◆ Extract to read ◆
_ _ _ _

Sure thing, check out NICAR-L: https://www.ire.org/resources/listservs/


If anyone else was curious, their sample OSM derived PMTile file (protomaps-basemap-opensource-20230408.pmtiles) is 103GB.

https://docs.protomaps.com/basemaps/downloads


It's 107 GB now.

It would be great to be able to download only diffs and apply them to a daily, weekly, monthly baseline.


I wonder if the compressed Hilbert ordering inside the tiles make them hard to diff efficiently.


The ordering applies across tiles, and not within - it should be efficient to diff two archives because there is a single, well-defined ordering over the entire archive, and writing algorithms over the tileset is all 1D operations instead of 2D (a single zoom level plane) or 3D (multiple planes)


Hmm I was just going off the Firefox estimate, maybe there's some browser difference?


The newest major version has moved to a daily build channel (the last major version was last updated in April)

Today 10/23 is 107GB.

https://maps.protomaps.com/builds/

I'll update the documentation page today.



Exactly the kind of thing that could be downloaded using Bittorrent!


I assume that would require BitTorrent v2 (and I think more specifically something along BEP-46 - Updating Torrents Via DHT Mutable Items) or your map is gonna be out-of-sync and sad after a while.


are the torrents in the wild that uses this? and are there bittorrent clients that implement this? how do they surface the mutable aspect to the user?

_ _ _ _

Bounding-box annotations
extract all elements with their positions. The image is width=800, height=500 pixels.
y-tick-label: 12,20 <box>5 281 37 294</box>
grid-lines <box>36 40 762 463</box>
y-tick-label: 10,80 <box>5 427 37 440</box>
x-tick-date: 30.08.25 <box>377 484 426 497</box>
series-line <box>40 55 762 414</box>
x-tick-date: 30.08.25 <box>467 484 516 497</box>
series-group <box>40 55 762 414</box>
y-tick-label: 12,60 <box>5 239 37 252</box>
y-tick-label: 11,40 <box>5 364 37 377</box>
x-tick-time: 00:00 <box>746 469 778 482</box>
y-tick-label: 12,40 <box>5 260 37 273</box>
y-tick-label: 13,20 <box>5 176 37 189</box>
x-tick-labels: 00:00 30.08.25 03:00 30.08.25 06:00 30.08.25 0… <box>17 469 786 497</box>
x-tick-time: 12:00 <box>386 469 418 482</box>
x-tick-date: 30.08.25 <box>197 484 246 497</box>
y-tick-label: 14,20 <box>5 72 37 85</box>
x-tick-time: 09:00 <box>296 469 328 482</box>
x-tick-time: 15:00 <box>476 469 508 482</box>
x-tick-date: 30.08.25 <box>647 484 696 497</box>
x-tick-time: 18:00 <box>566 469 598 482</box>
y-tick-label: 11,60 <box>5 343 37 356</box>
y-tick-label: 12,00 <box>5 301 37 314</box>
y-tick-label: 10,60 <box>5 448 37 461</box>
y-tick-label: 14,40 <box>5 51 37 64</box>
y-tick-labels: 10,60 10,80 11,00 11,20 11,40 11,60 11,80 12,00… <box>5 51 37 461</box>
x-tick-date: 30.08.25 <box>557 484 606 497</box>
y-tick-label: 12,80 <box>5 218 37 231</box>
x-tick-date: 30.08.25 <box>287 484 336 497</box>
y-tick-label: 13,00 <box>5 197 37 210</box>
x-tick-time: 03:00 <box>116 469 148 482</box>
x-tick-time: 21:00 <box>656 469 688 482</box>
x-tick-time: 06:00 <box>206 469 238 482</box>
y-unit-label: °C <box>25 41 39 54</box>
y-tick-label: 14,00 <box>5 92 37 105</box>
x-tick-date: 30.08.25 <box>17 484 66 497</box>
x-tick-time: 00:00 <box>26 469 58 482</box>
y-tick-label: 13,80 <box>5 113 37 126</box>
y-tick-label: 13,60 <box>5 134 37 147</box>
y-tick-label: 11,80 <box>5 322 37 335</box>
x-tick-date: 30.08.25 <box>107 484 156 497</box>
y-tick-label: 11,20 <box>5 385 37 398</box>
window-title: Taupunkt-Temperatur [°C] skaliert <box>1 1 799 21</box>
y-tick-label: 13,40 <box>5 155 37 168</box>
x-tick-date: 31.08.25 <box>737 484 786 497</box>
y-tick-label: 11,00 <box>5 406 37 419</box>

_ _ _ _

◆ Tasks to carry out ◆
A: In the forum thread about Protomaps map files, how big is the sample OSM-derived PMTiles file when it is first mentioned?
B: Go on with the forum thread about Protomaps map downloads, starting right after its last post.

◆ Answers for the exercise ◆
A: 103GB

B:
(is it like, your torrent client will silently update files, and if you dont want to update anymore you need to pause? can you still seed if you dont want to update?)


I've been testing a setup that automatically generates OpenStreetMap/OpenMapTiles formatted pmtiles and mbtiles, then makes them available by torrent. The torrents get placed in a rss feed at https://planetgen.wifidb.net/

Basically what I did was set up 'qbittorent' client to watch the openstreetmap rss weekly torrent feed. when it downloads a new pbf file, it runs this script I made at https://github.com/acalcutt/PlanetilerTorrent , which was based of the osm torrent creation process.

The script creates pmtiles and mbtiles using planetiler, then makes torrent and starts seeding them in qbittorent.

In qbittorent I have options like how long I want to seed for (30 days), what do do when done seeding (Delete the files) and also speed controls so I can limit bandwidth during my working hours.

I have this running on a old laptop with 2TB nvme/64GB memory. It seeems to work pretty well so far. It would be nice if my internet speeds were a little better for initial seeding, but at least the torrents share the load with other people who are downloading/


That's interesting. But it doesn't use BEP-46, right?

https://www.bittorrent.org/beps/bep_0046.html (discussion on HN at the time, https://news.ycombinator.com/item?id=12282601)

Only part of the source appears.